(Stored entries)

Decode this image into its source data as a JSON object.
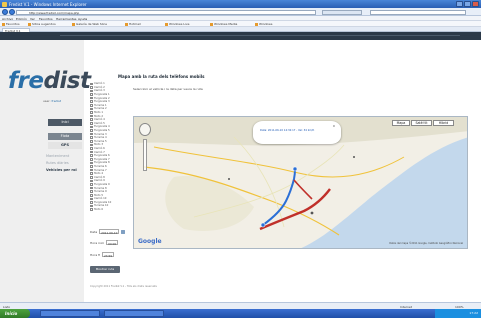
{
  "browser": {
    "window_title": "Fredist V.1 - Windows Internet Explorer",
    "address": "http://www.fredist.com/mapa.php",
    "menu": [
      "Archivo",
      "Edición",
      "Ver",
      "Favoritos",
      "Herramientas",
      "Ayuda"
    ],
    "favorites": [
      "Favoritos",
      "Sitios sugeridos",
      "Galería de Web Slice",
      "Hotmail",
      "Windows Live",
      "Windows Media",
      "Windows"
    ],
    "tab": "Fredist V.1",
    "status_left": "Listo",
    "status_right": "Internet",
    "zoom": "100%"
  },
  "sidebar": {
    "logo_a": "fre",
    "logo_b": "dist",
    "user_prefix": "user:",
    "user_name": "fredist",
    "buttons": [
      "Inici",
      "Flota",
      "GPS"
    ],
    "links": [
      "Manteniment",
      "Rutes diàries",
      "Vehicles per rol"
    ]
  },
  "page": {
    "heading": "Mapa amb la ruta dels telèfons mobils",
    "info": "Seleccioni el vehicle i la data per veure la ruta"
  },
  "vehicles": [
    "Camió 1",
    "Camió 2",
    "Camió 3",
    "Furgoneta 1",
    "Furgoneta 2",
    "Furgoneta 3",
    "Turisme 1",
    "Turisme 2",
    "Moto 1",
    "Moto 2",
    "Camió 4",
    "Camió 5",
    "Furgoneta 4",
    "Furgoneta 5",
    "Turisme 3",
    "Turisme 4",
    "Turisme 5",
    "Moto 3",
    "Camió 6",
    "Camió 7",
    "Furgoneta 6",
    "Furgoneta 7",
    "Furgoneta 8",
    "Turisme 6",
    "Turisme 7",
    "Moto 4",
    "Camió 8",
    "Camió 9",
    "Furgoneta 9",
    "Turisme 8",
    "Turisme 9",
    "Moto 5",
    "Camió 10",
    "Furgoneta 10",
    "Turisme 10",
    "Moto 6"
  ],
  "form": {
    "date_label": "Data",
    "date_value": "2011-06-10",
    "from_label": "Hora inici",
    "from_value": "00:00",
    "to_label": "Hora fi",
    "to_value": "23:59",
    "submit_label": "Mostrar ruta"
  },
  "map": {
    "types": [
      "Mapa",
      "Satèl·lit",
      "Híbrid"
    ],
    "bubble_text": "Data: 2011-06-10 14:32:17 - Vel: 34 km/h",
    "close": "x",
    "google": "Google",
    "copyright": "Datos del mapa ©2011 Google, Instituto Geográfico Nacional",
    "colors": {
      "water": "#c3d8ec",
      "land": "#f2efe6",
      "route": "#c0302a",
      "route_blue": "#2b6fd6"
    }
  },
  "footer": "Copyright 2011 Fredist V.1 - Tots els drets reservats",
  "taskbar": {
    "start": "Inicio",
    "clock": "17:22"
  }
}
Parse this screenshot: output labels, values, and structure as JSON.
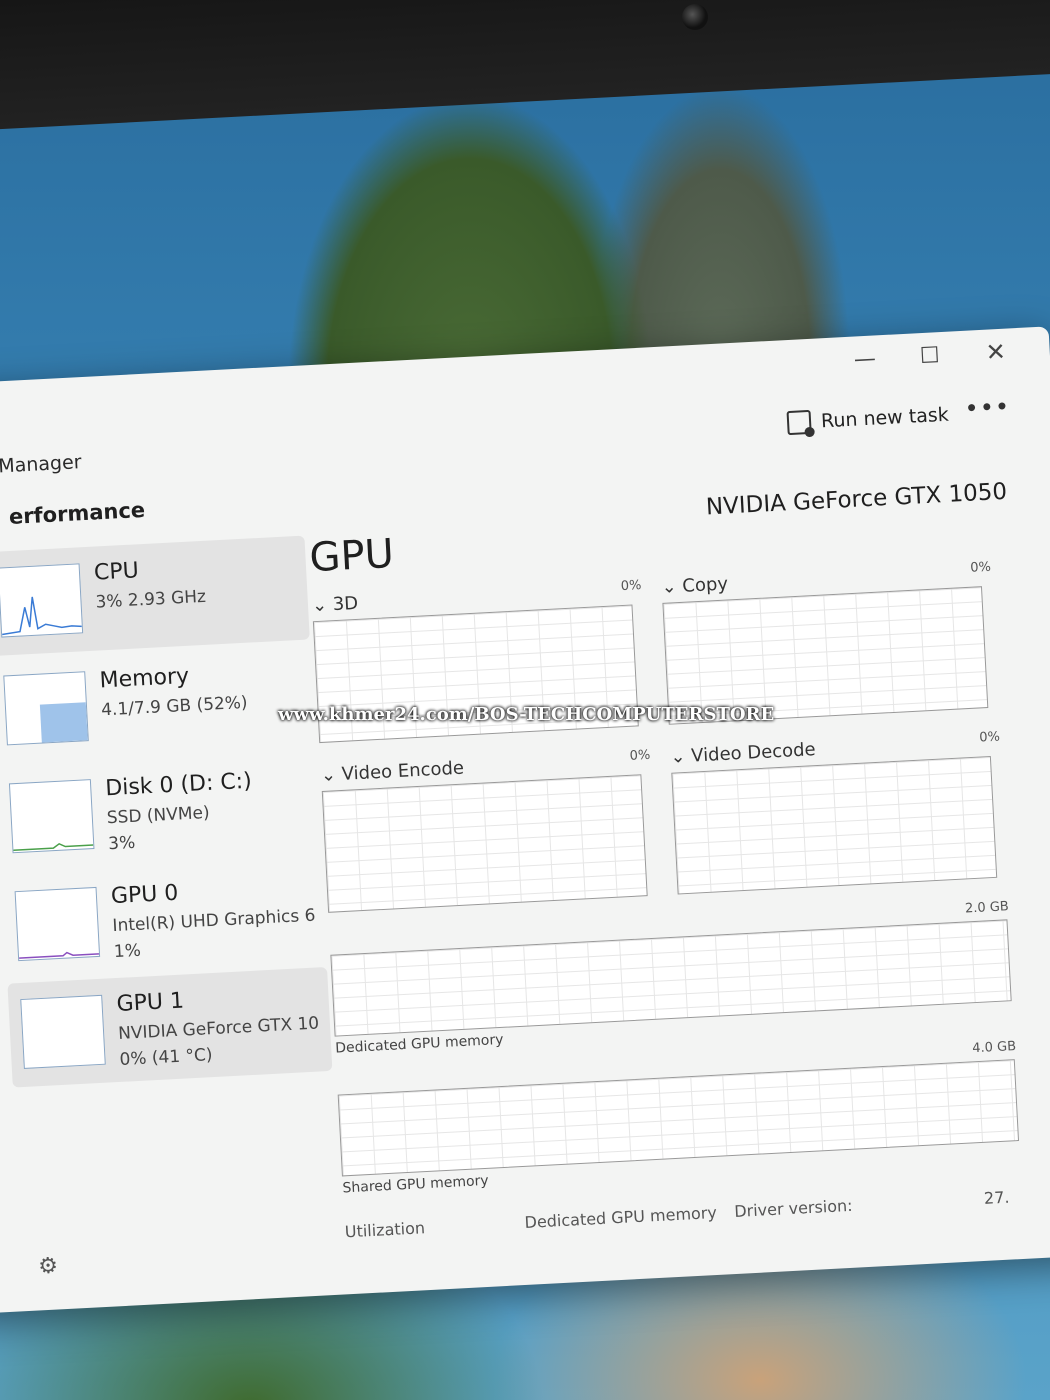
{
  "window": {
    "title": "Manager",
    "controls": {
      "minimize": "—",
      "maximize": "☐",
      "close": "✕"
    }
  },
  "toolbar": {
    "run_new_task": "Run new task",
    "more": "•••"
  },
  "section": {
    "title": "erformance"
  },
  "sidebar": {
    "items": [
      {
        "name": "CPU",
        "line2": "3% 2.93 GHz",
        "line3": ""
      },
      {
        "name": "Memory",
        "line2": "4.1/7.9 GB (52%)",
        "line3": ""
      },
      {
        "name": "Disk 0 (D: C:)",
        "line2": "SSD (NVMe)",
        "line3": "3%"
      },
      {
        "name": "GPU 0",
        "line2": "Intel(R) UHD Graphics 6",
        "line3": "1%"
      },
      {
        "name": "GPU 1",
        "line2": "NVIDIA GeForce GTX 10",
        "line3": "0% (41 °C)"
      }
    ]
  },
  "main": {
    "title": "GPU",
    "model": "NVIDIA GeForce GTX 1050",
    "graphs": [
      {
        "label": "3D",
        "pct": "0%"
      },
      {
        "label": "Copy",
        "pct": "0%"
      },
      {
        "label": "Video Encode",
        "pct": "0%"
      },
      {
        "label": "Video Decode",
        "pct": "0%"
      }
    ],
    "dedicated_memory": {
      "label": "Dedicated GPU memory",
      "max": "2.0 GB"
    },
    "shared_memory": {
      "label": "Shared GPU memory",
      "max": "4.0 GB"
    },
    "stats": {
      "utilization": "Utilization",
      "dedicated": "Dedicated GPU memory",
      "driver": "Driver version:",
      "driver_value": "27."
    }
  },
  "watermark": "www.khmer24.com/BOS-TECHCOMPUTERSTORE"
}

Problem to solve
Copy out all the data without changing anything, and drop the pictures.

Output of the task
Decode this image into its source data as a JSON object.
{
  "browser": {
    "window_title": "Fredist V.1 - Windows Internet Explorer",
    "address": "http://www.fredist.com/mapa.php",
    "menu": [
      "Archivo",
      "Edición",
      "Ver",
      "Favoritos",
      "Herramientas",
      "Ayuda"
    ],
    "favorites": [
      "Favoritos",
      "Sitios sugeridos",
      "Galería de Web Slice",
      "Hotmail",
      "Windows Live",
      "Windows Media",
      "Windows"
    ],
    "tab": "Fredist V.1",
    "status_left": "Listo",
    "status_right": "Internet",
    "zoom": "100%"
  },
  "sidebar": {
    "logo_a": "fre",
    "logo_b": "dist",
    "user_prefix": "user:",
    "user_name": "fredist",
    "buttons": [
      "Inici",
      "Flota",
      "GPS"
    ],
    "links": [
      "Manteniment",
      "Rutes diàries",
      "Vehicles per rol"
    ]
  },
  "page": {
    "heading": "Mapa amb la ruta dels telèfons mobils",
    "info": "Seleccioni el vehicle i la data per veure la ruta"
  },
  "vehicles": [
    "Camió 1",
    "Camió 2",
    "Camió 3",
    "Furgoneta 1",
    "Furgoneta 2",
    "Furgoneta 3",
    "Turisme 1",
    "Turisme 2",
    "Moto 1",
    "Moto 2",
    "Camió 4",
    "Camió 5",
    "Furgoneta 4",
    "Furgoneta 5",
    "Turisme 3",
    "Turisme 4",
    "Turisme 5",
    "Moto 3",
    "Camió 6",
    "Camió 7",
    "Furgoneta 6",
    "Furgoneta 7",
    "Furgoneta 8",
    "Turisme 6",
    "Turisme 7",
    "Moto 4",
    "Camió 8",
    "Camió 9",
    "Furgoneta 9",
    "Turisme 8",
    "Turisme 9",
    "Moto 5",
    "Camió 10",
    "Furgoneta 10",
    "Turisme 10",
    "Moto 6"
  ],
  "form": {
    "date_label": "Data",
    "date_value": "2011-06-10",
    "from_label": "Hora inici",
    "from_value": "00:00",
    "to_label": "Hora fi",
    "to_value": "23:59",
    "submit_label": "Mostrar ruta"
  },
  "map": {
    "types": [
      "Mapa",
      "Satèl·lit",
      "Híbrid"
    ],
    "bubble_text": "Data: 2011-06-10 14:32:17 - Vel: 34 km/h",
    "close": "x",
    "google": "Google",
    "copyright": "Datos del mapa ©2011 Google, Instituto Geográfico Nacional",
    "colors": {
      "water": "#c3d8ec",
      "land": "#f2efe6",
      "route": "#c0302a",
      "route_blue": "#2b6fd6"
    }
  },
  "footer": "Copyright 2011 Fredist V.1 - Tots els drets reservats",
  "taskbar": {
    "start": "Inicio",
    "clock": "17:22"
  }
}
Parse this screenshot: output labels, values, and structure as JSON.
{
  "window": {
    "title": "Manager",
    "controls": {
      "minimize": "—",
      "maximize": "☐",
      "close": "✕"
    }
  },
  "toolbar": {
    "run_new_task": "Run new task",
    "more": "•••"
  },
  "section": {
    "title": "erformance"
  },
  "sidebar": {
    "items": [
      {
        "name": "CPU",
        "line2": "3% 2.93 GHz",
        "line3": ""
      },
      {
        "name": "Memory",
        "line2": "4.1/7.9 GB (52%)",
        "line3": ""
      },
      {
        "name": "Disk 0 (D: C:)",
        "line2": "SSD (NVMe)",
        "line3": "3%"
      },
      {
        "name": "GPU 0",
        "line2": "Intel(R) UHD Graphics 6",
        "line3": "1%"
      },
      {
        "name": "GPU 1",
        "line2": "NVIDIA GeForce GTX 10",
        "line3": "0% (41 °C)"
      }
    ]
  },
  "main": {
    "title": "GPU",
    "model": "NVIDIA GeForce GTX 1050",
    "graphs": [
      {
        "label": "3D",
        "pct": "0%"
      },
      {
        "label": "Copy",
        "pct": "0%"
      },
      {
        "label": "Video Encode",
        "pct": "0%"
      },
      {
        "label": "Video Decode",
        "pct": "0%"
      }
    ],
    "dedicated_memory": {
      "label": "Dedicated GPU memory",
      "max": "2.0 GB"
    },
    "shared_memory": {
      "label": "Shared GPU memory",
      "max": "4.0 GB"
    },
    "stats": {
      "utilization": "Utilization",
      "dedicated": "Dedicated GPU memory",
      "driver": "Driver version:",
      "driver_value": "27."
    }
  },
  "watermark": "www.khmer24.com/BOS-TECHCOMPUTERSTORE"
}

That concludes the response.